BEGIN DATA ENTRIES
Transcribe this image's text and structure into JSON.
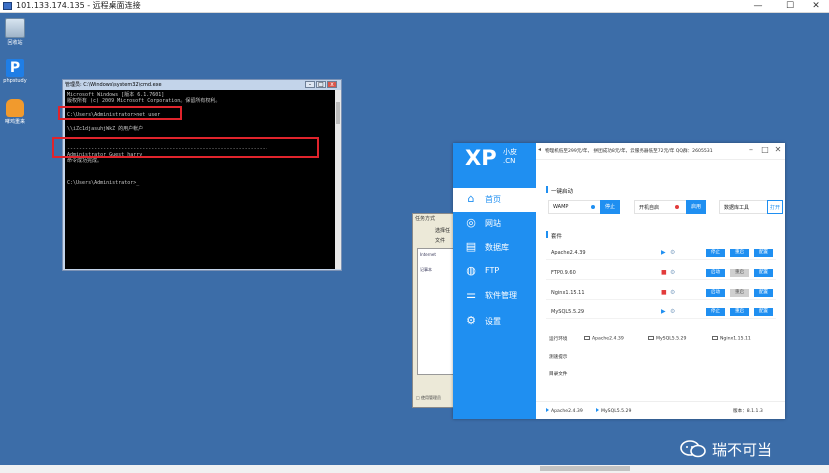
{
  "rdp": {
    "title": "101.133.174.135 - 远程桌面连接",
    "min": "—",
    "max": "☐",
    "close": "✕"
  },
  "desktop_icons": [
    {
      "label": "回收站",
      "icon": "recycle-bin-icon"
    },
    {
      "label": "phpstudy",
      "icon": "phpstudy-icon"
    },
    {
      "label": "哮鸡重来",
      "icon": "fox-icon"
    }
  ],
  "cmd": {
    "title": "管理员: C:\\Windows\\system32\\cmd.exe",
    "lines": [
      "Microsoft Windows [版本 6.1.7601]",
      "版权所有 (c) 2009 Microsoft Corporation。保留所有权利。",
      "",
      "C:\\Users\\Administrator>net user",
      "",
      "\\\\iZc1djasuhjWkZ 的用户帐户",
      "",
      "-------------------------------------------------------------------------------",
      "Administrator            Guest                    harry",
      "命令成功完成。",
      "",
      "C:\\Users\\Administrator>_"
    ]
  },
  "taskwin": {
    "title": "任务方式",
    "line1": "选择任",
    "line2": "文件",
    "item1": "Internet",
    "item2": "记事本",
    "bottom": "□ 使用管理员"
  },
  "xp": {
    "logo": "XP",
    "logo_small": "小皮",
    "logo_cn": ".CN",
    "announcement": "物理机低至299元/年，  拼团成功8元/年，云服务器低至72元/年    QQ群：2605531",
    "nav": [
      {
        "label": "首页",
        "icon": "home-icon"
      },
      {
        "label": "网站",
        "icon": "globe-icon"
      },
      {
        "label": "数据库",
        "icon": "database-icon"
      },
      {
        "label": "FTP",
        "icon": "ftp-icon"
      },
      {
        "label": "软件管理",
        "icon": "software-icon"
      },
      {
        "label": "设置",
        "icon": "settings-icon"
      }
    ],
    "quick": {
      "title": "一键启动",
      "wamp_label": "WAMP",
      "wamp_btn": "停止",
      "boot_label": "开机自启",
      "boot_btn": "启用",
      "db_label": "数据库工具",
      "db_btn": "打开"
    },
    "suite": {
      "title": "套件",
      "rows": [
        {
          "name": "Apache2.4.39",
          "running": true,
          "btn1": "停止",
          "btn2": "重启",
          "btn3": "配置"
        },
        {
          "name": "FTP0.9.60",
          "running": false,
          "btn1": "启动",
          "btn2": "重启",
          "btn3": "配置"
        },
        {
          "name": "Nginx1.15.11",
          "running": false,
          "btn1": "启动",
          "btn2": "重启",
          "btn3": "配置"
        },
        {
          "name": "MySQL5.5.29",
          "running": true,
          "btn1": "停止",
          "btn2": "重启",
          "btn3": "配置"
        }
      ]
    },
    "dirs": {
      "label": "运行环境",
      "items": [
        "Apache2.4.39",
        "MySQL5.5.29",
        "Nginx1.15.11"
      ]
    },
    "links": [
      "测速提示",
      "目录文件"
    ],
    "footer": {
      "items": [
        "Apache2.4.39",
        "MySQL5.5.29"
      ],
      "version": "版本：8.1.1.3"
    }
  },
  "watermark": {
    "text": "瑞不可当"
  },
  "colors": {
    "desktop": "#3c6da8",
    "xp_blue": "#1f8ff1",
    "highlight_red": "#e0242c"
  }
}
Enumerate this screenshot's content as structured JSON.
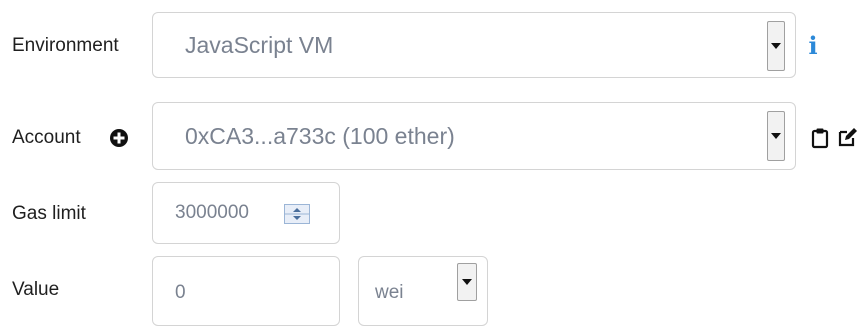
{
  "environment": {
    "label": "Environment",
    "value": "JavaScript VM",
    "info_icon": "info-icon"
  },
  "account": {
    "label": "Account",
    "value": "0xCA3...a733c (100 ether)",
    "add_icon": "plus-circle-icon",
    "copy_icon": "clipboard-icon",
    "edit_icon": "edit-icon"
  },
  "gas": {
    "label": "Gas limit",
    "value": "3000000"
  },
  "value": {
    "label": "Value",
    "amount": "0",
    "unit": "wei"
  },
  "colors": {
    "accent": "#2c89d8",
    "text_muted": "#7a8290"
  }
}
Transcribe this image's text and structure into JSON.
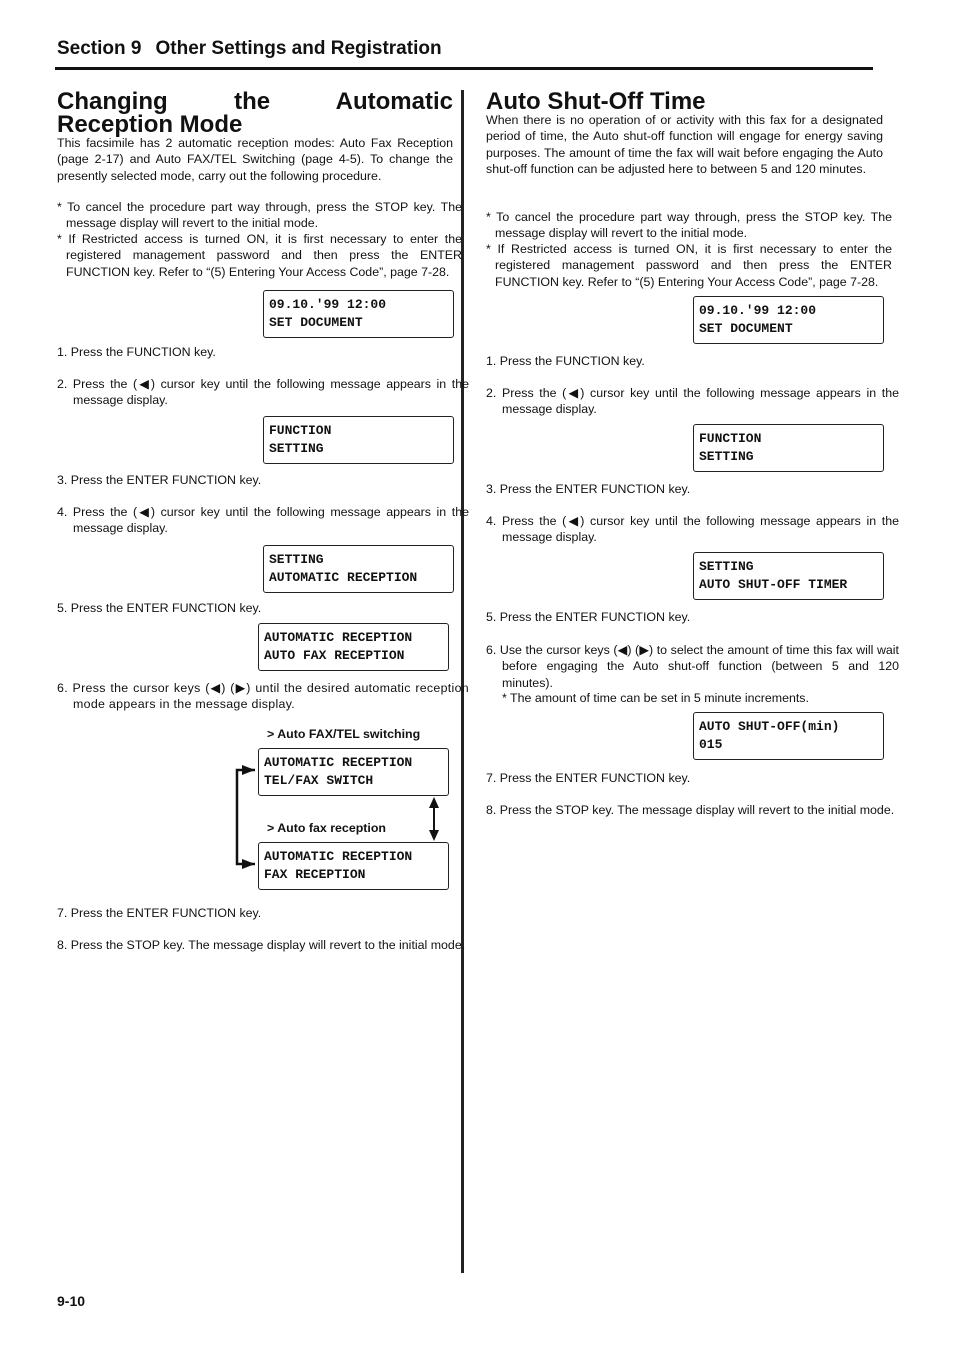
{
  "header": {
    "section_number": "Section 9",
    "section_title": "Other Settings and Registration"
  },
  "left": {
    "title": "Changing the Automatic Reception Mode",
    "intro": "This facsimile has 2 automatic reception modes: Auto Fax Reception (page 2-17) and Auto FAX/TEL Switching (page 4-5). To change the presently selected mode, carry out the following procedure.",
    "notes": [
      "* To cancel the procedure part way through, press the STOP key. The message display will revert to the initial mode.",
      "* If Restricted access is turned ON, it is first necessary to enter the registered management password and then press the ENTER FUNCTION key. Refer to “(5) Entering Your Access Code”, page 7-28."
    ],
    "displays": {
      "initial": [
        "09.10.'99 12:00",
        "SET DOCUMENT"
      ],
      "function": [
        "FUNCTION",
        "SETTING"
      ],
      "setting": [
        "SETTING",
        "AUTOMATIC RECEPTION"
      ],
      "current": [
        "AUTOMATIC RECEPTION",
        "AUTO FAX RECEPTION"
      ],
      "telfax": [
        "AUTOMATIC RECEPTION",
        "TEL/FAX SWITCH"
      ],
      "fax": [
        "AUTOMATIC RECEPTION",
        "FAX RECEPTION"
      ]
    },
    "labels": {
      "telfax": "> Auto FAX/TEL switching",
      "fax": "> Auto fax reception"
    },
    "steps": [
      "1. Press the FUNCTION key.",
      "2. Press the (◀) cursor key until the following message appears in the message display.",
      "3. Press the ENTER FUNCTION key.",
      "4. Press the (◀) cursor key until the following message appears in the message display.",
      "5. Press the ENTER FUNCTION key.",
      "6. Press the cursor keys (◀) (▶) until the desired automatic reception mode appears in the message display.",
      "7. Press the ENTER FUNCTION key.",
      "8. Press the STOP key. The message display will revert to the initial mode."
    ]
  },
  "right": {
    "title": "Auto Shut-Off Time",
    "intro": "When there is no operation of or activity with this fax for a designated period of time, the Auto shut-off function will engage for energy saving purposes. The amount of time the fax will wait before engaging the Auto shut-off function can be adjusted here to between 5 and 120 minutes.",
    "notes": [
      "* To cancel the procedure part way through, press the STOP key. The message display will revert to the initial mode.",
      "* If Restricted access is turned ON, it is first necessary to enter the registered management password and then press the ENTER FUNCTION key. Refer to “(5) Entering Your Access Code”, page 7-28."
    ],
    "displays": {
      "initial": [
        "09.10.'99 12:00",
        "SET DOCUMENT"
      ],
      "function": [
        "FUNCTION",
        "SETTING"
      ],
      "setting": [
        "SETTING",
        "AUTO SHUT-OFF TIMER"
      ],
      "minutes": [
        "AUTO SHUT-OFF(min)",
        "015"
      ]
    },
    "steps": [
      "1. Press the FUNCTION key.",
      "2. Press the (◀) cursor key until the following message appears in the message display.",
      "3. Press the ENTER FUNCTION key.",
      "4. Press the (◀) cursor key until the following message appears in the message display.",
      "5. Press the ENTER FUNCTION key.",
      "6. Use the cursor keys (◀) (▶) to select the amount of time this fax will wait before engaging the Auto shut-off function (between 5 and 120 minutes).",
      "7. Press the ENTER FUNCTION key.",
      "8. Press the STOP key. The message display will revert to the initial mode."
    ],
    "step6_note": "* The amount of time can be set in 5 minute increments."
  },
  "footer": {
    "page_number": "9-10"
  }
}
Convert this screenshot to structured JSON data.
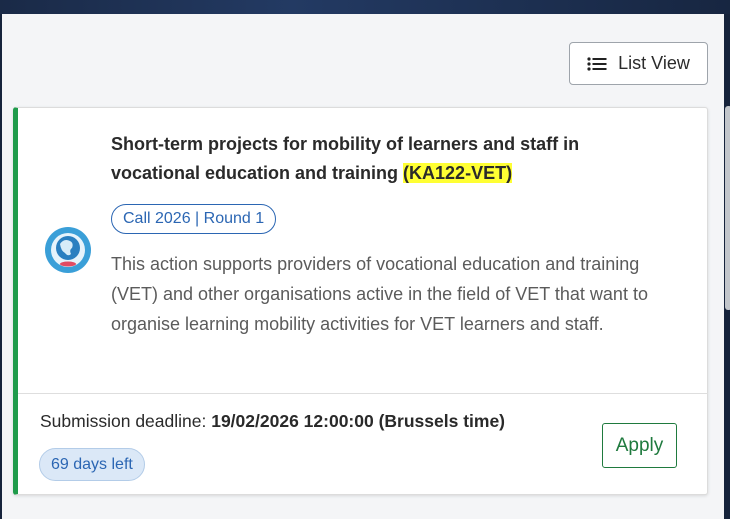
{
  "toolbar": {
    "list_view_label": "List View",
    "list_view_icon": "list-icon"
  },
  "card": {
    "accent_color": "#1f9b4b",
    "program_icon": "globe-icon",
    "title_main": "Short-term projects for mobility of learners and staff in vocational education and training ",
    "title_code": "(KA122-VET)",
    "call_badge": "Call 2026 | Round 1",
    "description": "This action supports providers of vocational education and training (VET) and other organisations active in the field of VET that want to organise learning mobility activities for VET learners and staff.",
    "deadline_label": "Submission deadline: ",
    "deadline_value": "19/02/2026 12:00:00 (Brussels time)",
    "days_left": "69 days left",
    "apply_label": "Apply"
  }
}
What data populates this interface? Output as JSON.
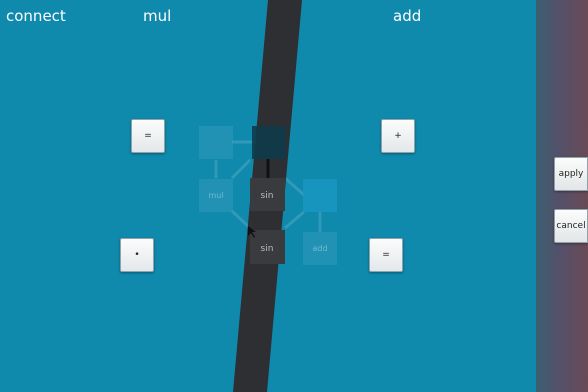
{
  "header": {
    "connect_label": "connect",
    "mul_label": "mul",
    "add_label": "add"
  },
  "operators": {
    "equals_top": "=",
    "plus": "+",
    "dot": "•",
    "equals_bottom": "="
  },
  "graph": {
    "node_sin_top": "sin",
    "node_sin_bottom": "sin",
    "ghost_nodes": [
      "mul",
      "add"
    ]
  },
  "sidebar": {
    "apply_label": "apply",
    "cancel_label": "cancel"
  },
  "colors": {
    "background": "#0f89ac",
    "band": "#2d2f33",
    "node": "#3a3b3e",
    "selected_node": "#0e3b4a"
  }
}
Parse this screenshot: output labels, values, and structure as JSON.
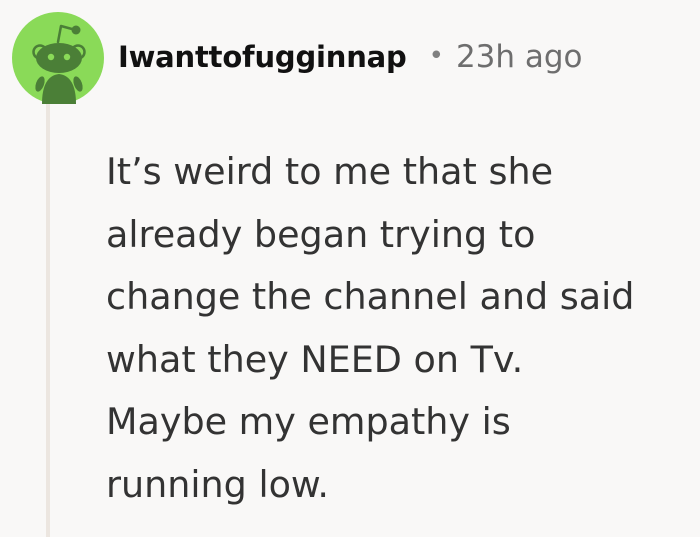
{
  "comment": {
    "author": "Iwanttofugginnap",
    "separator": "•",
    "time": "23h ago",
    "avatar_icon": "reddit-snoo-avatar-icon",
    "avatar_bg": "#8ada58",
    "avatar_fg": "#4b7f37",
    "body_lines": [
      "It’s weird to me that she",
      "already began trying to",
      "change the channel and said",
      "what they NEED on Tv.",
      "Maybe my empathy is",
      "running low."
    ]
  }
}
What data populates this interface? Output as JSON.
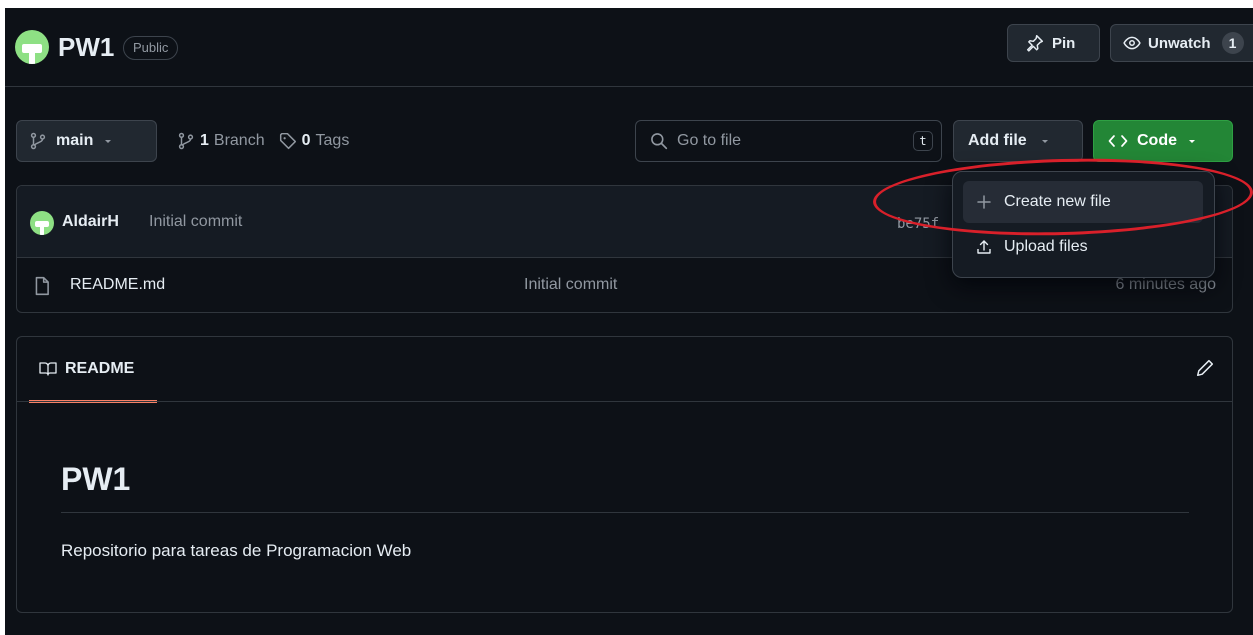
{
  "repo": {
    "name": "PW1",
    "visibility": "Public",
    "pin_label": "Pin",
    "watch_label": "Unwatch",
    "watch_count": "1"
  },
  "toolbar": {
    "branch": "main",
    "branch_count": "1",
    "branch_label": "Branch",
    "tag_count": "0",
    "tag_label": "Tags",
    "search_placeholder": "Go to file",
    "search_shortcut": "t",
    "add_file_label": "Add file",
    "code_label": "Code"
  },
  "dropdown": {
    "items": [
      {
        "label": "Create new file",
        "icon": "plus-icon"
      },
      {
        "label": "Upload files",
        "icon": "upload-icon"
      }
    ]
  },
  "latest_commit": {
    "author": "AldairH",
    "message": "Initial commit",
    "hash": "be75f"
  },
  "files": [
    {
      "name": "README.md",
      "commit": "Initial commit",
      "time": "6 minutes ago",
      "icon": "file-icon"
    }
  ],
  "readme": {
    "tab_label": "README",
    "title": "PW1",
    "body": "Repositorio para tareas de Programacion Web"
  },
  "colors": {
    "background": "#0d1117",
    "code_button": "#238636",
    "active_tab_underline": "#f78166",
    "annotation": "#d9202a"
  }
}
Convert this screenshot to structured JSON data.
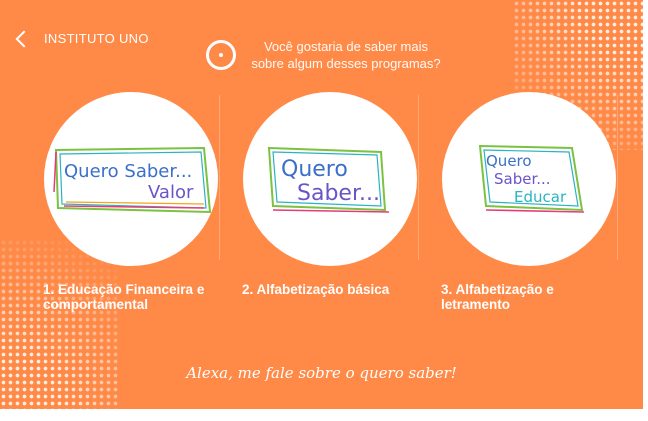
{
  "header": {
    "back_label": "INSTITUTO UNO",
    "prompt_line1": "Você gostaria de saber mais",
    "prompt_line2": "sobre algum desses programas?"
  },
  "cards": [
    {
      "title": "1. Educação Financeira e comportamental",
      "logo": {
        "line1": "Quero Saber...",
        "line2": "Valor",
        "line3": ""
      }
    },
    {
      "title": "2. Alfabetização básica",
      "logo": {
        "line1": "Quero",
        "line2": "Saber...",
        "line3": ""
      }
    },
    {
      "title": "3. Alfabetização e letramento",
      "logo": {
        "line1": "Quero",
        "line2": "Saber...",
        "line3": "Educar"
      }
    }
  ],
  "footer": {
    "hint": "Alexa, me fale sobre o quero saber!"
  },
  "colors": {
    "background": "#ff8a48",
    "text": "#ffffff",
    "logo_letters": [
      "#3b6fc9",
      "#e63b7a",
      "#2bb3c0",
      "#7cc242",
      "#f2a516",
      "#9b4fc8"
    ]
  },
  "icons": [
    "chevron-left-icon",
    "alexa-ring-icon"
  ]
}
END DATA ENTRIES
Return every line of the preceding records in which the word "Microsoft" appears.

      "Microsoft Windows [版本 6.1.7601]",
      "版权所有 (c) 2009 Microsoft Corporation。保留所有权利。",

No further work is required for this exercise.